>> Start Record set

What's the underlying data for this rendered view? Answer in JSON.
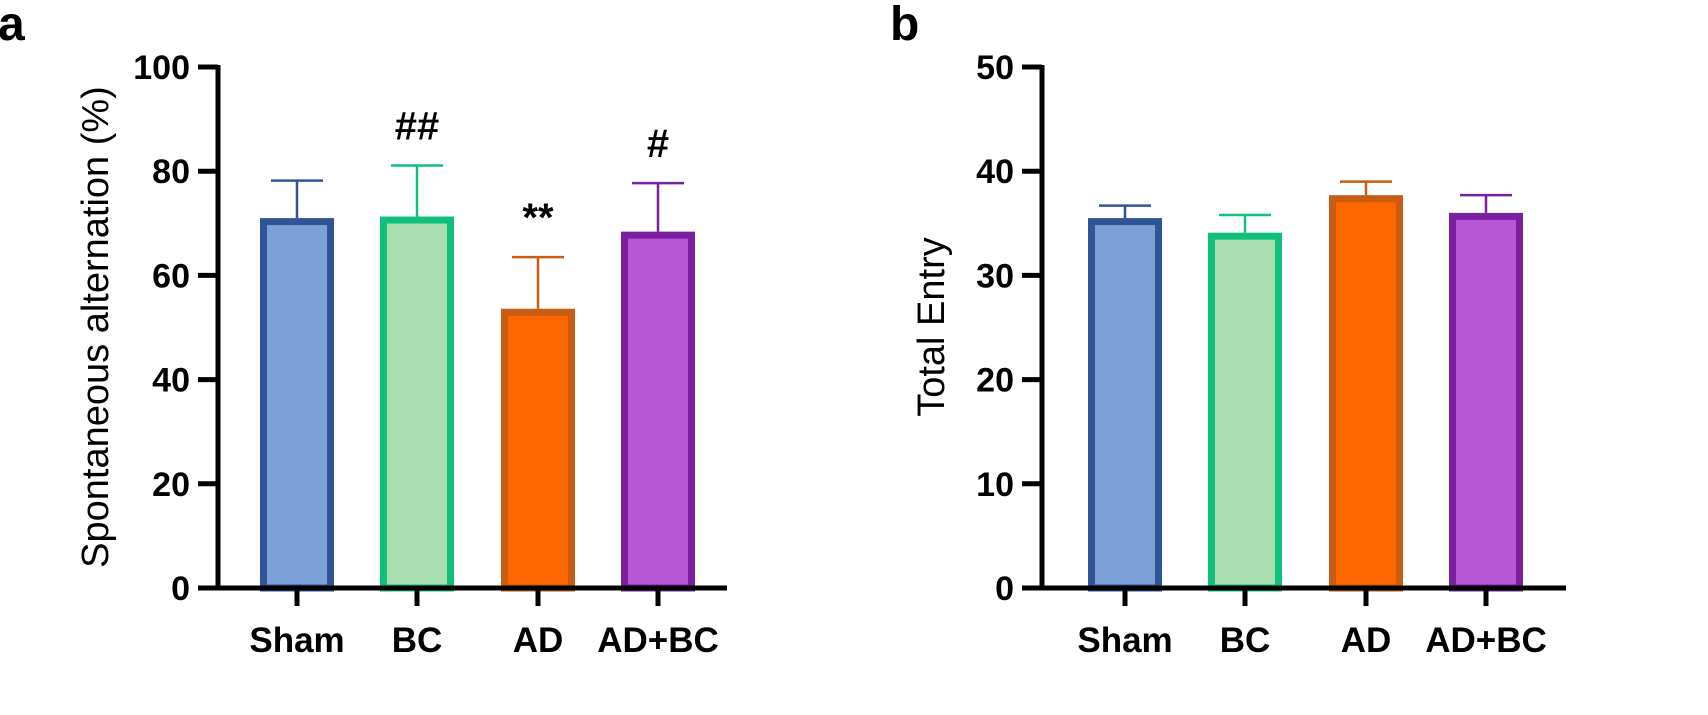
{
  "chart_data": [
    {
      "type": "bar",
      "panel": "a",
      "categories": [
        "Sham",
        "BC",
        "AD",
        "AD+BC"
      ],
      "values": [
        71,
        71.3,
        53.6,
        68.4
      ],
      "errors": [
        7.2,
        9.8,
        9.9,
        9.3
      ],
      "ylabel": "Spontaneous alternation (%)",
      "ylim": [
        0,
        100
      ],
      "yticks": [
        "0",
        "20",
        "40",
        "60",
        "80",
        "100"
      ],
      "annotations": [
        "",
        "##",
        "**",
        "#"
      ],
      "fill_colors": [
        "#7ba1d6",
        "#a9deb0",
        "#ff6600",
        "#b857d6"
      ],
      "edge_colors": [
        "#2f5597",
        "#10c07a",
        "#c65d12",
        "#7a1fa0"
      ],
      "grid": false
    },
    {
      "type": "bar",
      "panel": "b",
      "categories": [
        "Sham",
        "BC",
        "AD",
        "AD+BC"
      ],
      "values": [
        35.5,
        34.1,
        37.7,
        36
      ],
      "errors": [
        1.2,
        1.7,
        1.3,
        1.7
      ],
      "ylabel": "Total Entry",
      "ylim": [
        0,
        50
      ],
      "yticks": [
        "0",
        "10",
        "20",
        "30",
        "40",
        "50"
      ],
      "annotations": [
        "",
        "",
        "",
        ""
      ],
      "fill_colors": [
        "#7ba1d6",
        "#a9deb0",
        "#ff6600",
        "#b857d6"
      ],
      "edge_colors": [
        "#2f5597",
        "#10c07a",
        "#c65d12",
        "#7a1fa0"
      ],
      "grid": false
    }
  ]
}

>> End Record set

* [Directions for this task]
Output the full set of records above without changing a word, and drop the images.

* [Written reply]
What's the underlying data for this rendered view? Answer in JSON.
{
  "chart_data": [
    {
      "type": "bar",
      "panel": "a",
      "categories": [
        "Sham",
        "BC",
        "AD",
        "AD+BC"
      ],
      "values": [
        71,
        71.3,
        53.6,
        68.4
      ],
      "errors": [
        7.2,
        9.8,
        9.9,
        9.3
      ],
      "ylabel": "Spontaneous alternation (%)",
      "ylim": [
        0,
        100
      ],
      "yticks": [
        "0",
        "20",
        "40",
        "60",
        "80",
        "100"
      ],
      "annotations": [
        "",
        "##",
        "**",
        "#"
      ],
      "fill_colors": [
        "#7ba1d6",
        "#a9deb0",
        "#ff6600",
        "#b857d6"
      ],
      "edge_colors": [
        "#2f5597",
        "#10c07a",
        "#c65d12",
        "#7a1fa0"
      ],
      "grid": false
    },
    {
      "type": "bar",
      "panel": "b",
      "categories": [
        "Sham",
        "BC",
        "AD",
        "AD+BC"
      ],
      "values": [
        35.5,
        34.1,
        37.7,
        36
      ],
      "errors": [
        1.2,
        1.7,
        1.3,
        1.7
      ],
      "ylabel": "Total Entry",
      "ylim": [
        0,
        50
      ],
      "yticks": [
        "0",
        "10",
        "20",
        "30",
        "40",
        "50"
      ],
      "annotations": [
        "",
        "",
        "",
        ""
      ],
      "fill_colors": [
        "#7ba1d6",
        "#a9deb0",
        "#ff6600",
        "#b857d6"
      ],
      "edge_colors": [
        "#2f5597",
        "#10c07a",
        "#c65d12",
        "#7a1fa0"
      ],
      "grid": false
    }
  ]
}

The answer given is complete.